*** Task inputs

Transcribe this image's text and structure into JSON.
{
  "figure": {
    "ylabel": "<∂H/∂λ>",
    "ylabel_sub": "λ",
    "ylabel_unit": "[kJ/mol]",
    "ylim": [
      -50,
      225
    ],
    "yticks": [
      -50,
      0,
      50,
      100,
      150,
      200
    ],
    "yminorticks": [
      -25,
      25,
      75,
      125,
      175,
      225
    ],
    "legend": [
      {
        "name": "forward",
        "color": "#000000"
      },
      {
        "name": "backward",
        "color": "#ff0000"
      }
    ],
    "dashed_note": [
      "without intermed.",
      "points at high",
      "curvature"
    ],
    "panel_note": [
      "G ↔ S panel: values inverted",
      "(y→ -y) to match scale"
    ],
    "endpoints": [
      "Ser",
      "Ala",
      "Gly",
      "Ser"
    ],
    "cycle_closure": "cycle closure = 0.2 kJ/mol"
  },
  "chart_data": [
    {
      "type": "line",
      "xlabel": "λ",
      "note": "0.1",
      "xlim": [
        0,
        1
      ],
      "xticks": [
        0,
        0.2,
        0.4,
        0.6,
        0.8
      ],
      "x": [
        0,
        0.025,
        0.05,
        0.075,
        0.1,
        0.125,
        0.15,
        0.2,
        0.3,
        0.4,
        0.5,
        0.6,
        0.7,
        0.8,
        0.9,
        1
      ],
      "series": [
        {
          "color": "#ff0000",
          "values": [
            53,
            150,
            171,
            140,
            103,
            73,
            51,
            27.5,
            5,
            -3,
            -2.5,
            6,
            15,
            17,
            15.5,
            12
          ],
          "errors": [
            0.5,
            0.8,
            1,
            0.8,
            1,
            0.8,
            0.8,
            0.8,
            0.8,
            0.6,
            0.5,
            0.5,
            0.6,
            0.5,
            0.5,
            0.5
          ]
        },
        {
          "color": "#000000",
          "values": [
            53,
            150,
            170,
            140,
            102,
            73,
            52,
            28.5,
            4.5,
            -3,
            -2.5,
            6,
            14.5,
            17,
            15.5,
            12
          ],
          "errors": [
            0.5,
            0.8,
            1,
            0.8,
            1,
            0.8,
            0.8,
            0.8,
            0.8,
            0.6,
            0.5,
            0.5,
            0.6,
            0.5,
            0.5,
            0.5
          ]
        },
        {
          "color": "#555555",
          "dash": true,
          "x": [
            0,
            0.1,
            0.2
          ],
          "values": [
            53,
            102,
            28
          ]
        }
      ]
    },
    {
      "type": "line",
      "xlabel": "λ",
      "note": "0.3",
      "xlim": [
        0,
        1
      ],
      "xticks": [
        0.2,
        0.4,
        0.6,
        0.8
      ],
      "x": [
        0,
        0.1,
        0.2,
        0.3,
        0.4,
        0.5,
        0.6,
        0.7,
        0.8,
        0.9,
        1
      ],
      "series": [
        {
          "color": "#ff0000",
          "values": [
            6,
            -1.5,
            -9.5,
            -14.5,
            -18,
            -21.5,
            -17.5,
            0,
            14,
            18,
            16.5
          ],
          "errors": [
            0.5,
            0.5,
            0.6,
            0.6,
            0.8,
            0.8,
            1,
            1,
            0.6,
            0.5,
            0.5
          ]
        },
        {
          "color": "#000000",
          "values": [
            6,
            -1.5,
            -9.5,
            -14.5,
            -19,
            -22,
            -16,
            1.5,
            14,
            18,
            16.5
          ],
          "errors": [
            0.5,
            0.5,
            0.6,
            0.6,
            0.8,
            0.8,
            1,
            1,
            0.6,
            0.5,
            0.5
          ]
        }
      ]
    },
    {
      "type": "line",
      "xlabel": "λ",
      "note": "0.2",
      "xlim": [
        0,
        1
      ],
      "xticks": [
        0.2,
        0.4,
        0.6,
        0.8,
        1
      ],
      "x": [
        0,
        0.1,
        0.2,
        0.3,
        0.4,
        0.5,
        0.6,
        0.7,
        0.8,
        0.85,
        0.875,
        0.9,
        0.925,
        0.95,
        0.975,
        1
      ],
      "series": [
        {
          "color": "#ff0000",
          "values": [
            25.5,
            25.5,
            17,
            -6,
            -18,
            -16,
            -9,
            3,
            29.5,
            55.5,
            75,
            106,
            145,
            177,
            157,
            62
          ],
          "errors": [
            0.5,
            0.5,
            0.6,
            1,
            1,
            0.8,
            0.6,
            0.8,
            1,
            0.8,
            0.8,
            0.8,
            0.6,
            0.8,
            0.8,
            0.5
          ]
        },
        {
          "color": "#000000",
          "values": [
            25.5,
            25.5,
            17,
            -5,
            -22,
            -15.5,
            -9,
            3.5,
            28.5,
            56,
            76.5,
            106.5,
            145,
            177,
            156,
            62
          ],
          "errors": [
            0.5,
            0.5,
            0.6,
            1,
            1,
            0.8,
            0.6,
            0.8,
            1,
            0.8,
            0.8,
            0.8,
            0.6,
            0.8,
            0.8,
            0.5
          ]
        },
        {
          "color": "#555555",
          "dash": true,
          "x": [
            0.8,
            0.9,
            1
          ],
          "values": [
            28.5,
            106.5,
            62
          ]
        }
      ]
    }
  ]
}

******

▸ Set task:
Return every entry exactly as given.

▸ Response:
Transcribe this image's text and structure into JSON.
{
  "figure": {
    "ylabel": "<∂H/∂λ>",
    "ylabel_sub": "λ",
    "ylabel_unit": "[kJ/mol]",
    "ylim": [
      -50,
      225
    ],
    "yticks": [
      -50,
      0,
      50,
      100,
      150,
      200
    ],
    "yminorticks": [
      -25,
      25,
      75,
      125,
      175,
      225
    ],
    "legend": [
      {
        "name": "forward",
        "color": "#000000"
      },
      {
        "name": "backward",
        "color": "#ff0000"
      }
    ],
    "dashed_note": [
      "without intermed.",
      "points at high",
      "curvature"
    ],
    "panel_note": [
      "G ↔ S panel: values inverted",
      "(y→ -y) to match scale"
    ],
    "endpoints": [
      "Ser",
      "Ala",
      "Gly",
      "Ser"
    ],
    "cycle_closure": "cycle closure = 0.2 kJ/mol"
  },
  "chart_data": [
    {
      "type": "line",
      "xlabel": "λ",
      "note": "0.1",
      "xlim": [
        0,
        1
      ],
      "xticks": [
        0,
        0.2,
        0.4,
        0.6,
        0.8
      ],
      "x": [
        0,
        0.025,
        0.05,
        0.075,
        0.1,
        0.125,
        0.15,
        0.2,
        0.3,
        0.4,
        0.5,
        0.6,
        0.7,
        0.8,
        0.9,
        1
      ],
      "series": [
        {
          "color": "#ff0000",
          "values": [
            53,
            150,
            171,
            140,
            103,
            73,
            51,
            27.5,
            5,
            -3,
            -2.5,
            6,
            15,
            17,
            15.5,
            12
          ],
          "errors": [
            0.5,
            0.8,
            1,
            0.8,
            1,
            0.8,
            0.8,
            0.8,
            0.8,
            0.6,
            0.5,
            0.5,
            0.6,
            0.5,
            0.5,
            0.5
          ]
        },
        {
          "color": "#000000",
          "values": [
            53,
            150,
            170,
            140,
            102,
            73,
            52,
            28.5,
            4.5,
            -3,
            -2.5,
            6,
            14.5,
            17,
            15.5,
            12
          ],
          "errors": [
            0.5,
            0.8,
            1,
            0.8,
            1,
            0.8,
            0.8,
            0.8,
            0.8,
            0.6,
            0.5,
            0.5,
            0.6,
            0.5,
            0.5,
            0.5
          ]
        },
        {
          "color": "#555555",
          "dash": true,
          "x": [
            0,
            0.1,
            0.2
          ],
          "values": [
            53,
            102,
            28
          ]
        }
      ]
    },
    {
      "type": "line",
      "xlabel": "λ",
      "note": "0.3",
      "xlim": [
        0,
        1
      ],
      "xticks": [
        0.2,
        0.4,
        0.6,
        0.8
      ],
      "x": [
        0,
        0.1,
        0.2,
        0.3,
        0.4,
        0.5,
        0.6,
        0.7,
        0.8,
        0.9,
        1
      ],
      "series": [
        {
          "color": "#ff0000",
          "values": [
            6,
            -1.5,
            -9.5,
            -14.5,
            -18,
            -21.5,
            -17.5,
            0,
            14,
            18,
            16.5
          ],
          "errors": [
            0.5,
            0.5,
            0.6,
            0.6,
            0.8,
            0.8,
            1,
            1,
            0.6,
            0.5,
            0.5
          ]
        },
        {
          "color": "#000000",
          "values": [
            6,
            -1.5,
            -9.5,
            -14.5,
            -19,
            -22,
            -16,
            1.5,
            14,
            18,
            16.5
          ],
          "errors": [
            0.5,
            0.5,
            0.6,
            0.6,
            0.8,
            0.8,
            1,
            1,
            0.6,
            0.5,
            0.5
          ]
        }
      ]
    },
    {
      "type": "line",
      "xlabel": "λ",
      "note": "0.2",
      "xlim": [
        0,
        1
      ],
      "xticks": [
        0.2,
        0.4,
        0.6,
        0.8,
        1
      ],
      "x": [
        0,
        0.1,
        0.2,
        0.3,
        0.4,
        0.5,
        0.6,
        0.7,
        0.8,
        0.85,
        0.875,
        0.9,
        0.925,
        0.95,
        0.975,
        1
      ],
      "series": [
        {
          "color": "#ff0000",
          "values": [
            25.5,
            25.5,
            17,
            -6,
            -18,
            -16,
            -9,
            3,
            29.5,
            55.5,
            75,
            106,
            145,
            177,
            157,
            62
          ],
          "errors": [
            0.5,
            0.5,
            0.6,
            1,
            1,
            0.8,
            0.6,
            0.8,
            1,
            0.8,
            0.8,
            0.8,
            0.6,
            0.8,
            0.8,
            0.5
          ]
        },
        {
          "color": "#000000",
          "values": [
            25.5,
            25.5,
            17,
            -5,
            -22,
            -15.5,
            -9,
            3.5,
            28.5,
            56,
            76.5,
            106.5,
            145,
            177,
            156,
            62
          ],
          "errors": [
            0.5,
            0.5,
            0.6,
            1,
            1,
            0.8,
            0.6,
            0.8,
            1,
            0.8,
            0.8,
            0.8,
            0.6,
            0.8,
            0.8,
            0.5
          ]
        },
        {
          "color": "#555555",
          "dash": true,
          "x": [
            0.8,
            0.9,
            1
          ],
          "values": [
            28.5,
            106.5,
            62
          ]
        }
      ]
    }
  ]
}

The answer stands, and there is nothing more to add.